Could you write out the records below exactly as they appear, leaving out any pictures?

- Records provided:
________________________
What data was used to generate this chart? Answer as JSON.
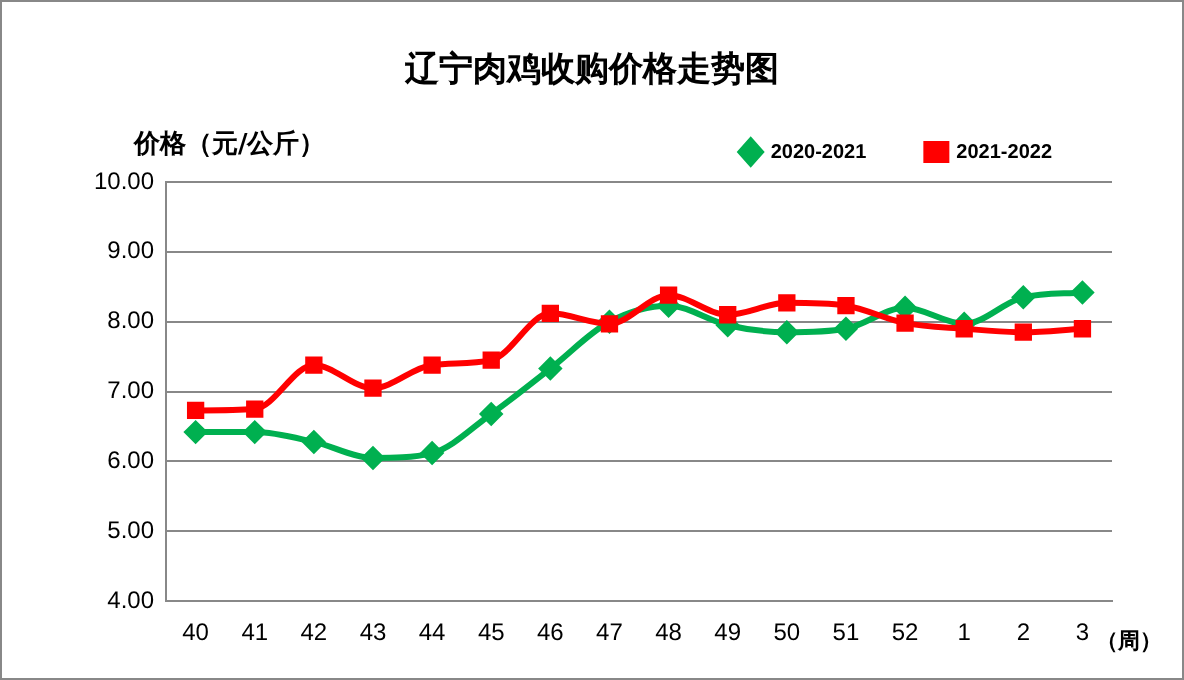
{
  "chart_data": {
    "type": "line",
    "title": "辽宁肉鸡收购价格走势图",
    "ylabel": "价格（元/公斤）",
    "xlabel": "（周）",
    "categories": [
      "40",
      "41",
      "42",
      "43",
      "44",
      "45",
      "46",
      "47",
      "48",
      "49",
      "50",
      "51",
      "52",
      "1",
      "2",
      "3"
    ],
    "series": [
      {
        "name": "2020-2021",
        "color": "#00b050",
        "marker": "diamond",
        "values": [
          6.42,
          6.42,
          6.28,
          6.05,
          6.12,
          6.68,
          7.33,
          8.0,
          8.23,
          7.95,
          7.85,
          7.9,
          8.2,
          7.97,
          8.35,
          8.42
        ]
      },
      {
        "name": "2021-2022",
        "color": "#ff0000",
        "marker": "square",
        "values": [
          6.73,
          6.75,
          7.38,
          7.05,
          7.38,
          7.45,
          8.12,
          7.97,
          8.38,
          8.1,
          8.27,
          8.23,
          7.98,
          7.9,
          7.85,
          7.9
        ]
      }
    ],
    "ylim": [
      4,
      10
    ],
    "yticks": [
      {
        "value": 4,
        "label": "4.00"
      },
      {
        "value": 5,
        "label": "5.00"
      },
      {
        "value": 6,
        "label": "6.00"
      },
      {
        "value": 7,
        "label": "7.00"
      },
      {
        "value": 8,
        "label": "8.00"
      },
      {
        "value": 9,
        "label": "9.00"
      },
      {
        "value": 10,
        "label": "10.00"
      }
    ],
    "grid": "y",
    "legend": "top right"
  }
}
________________________
- Correct result:
What data was used to generate this chart? Answer as JSON.
{
  "chart_data": {
    "type": "line",
    "title": "辽宁肉鸡收购价格走势图",
    "ylabel": "价格（元/公斤）",
    "xlabel": "（周）",
    "categories": [
      "40",
      "41",
      "42",
      "43",
      "44",
      "45",
      "46",
      "47",
      "48",
      "49",
      "50",
      "51",
      "52",
      "1",
      "2",
      "3"
    ],
    "series": [
      {
        "name": "2020-2021",
        "color": "#00b050",
        "marker": "diamond",
        "values": [
          6.42,
          6.42,
          6.28,
          6.05,
          6.12,
          6.68,
          7.33,
          8.0,
          8.23,
          7.95,
          7.85,
          7.9,
          8.2,
          7.97,
          8.35,
          8.42
        ]
      },
      {
        "name": "2021-2022",
        "color": "#ff0000",
        "marker": "square",
        "values": [
          6.73,
          6.75,
          7.38,
          7.05,
          7.38,
          7.45,
          8.12,
          7.97,
          8.38,
          8.1,
          8.27,
          8.23,
          7.98,
          7.9,
          7.85,
          7.9
        ]
      }
    ],
    "ylim": [
      4,
      10
    ],
    "yticks": [
      {
        "value": 4,
        "label": "4.00"
      },
      {
        "value": 5,
        "label": "5.00"
      },
      {
        "value": 6,
        "label": "6.00"
      },
      {
        "value": 7,
        "label": "7.00"
      },
      {
        "value": 8,
        "label": "8.00"
      },
      {
        "value": 9,
        "label": "9.00"
      },
      {
        "value": 10,
        "label": "10.00"
      }
    ],
    "grid": "y",
    "legend": "top right"
  }
}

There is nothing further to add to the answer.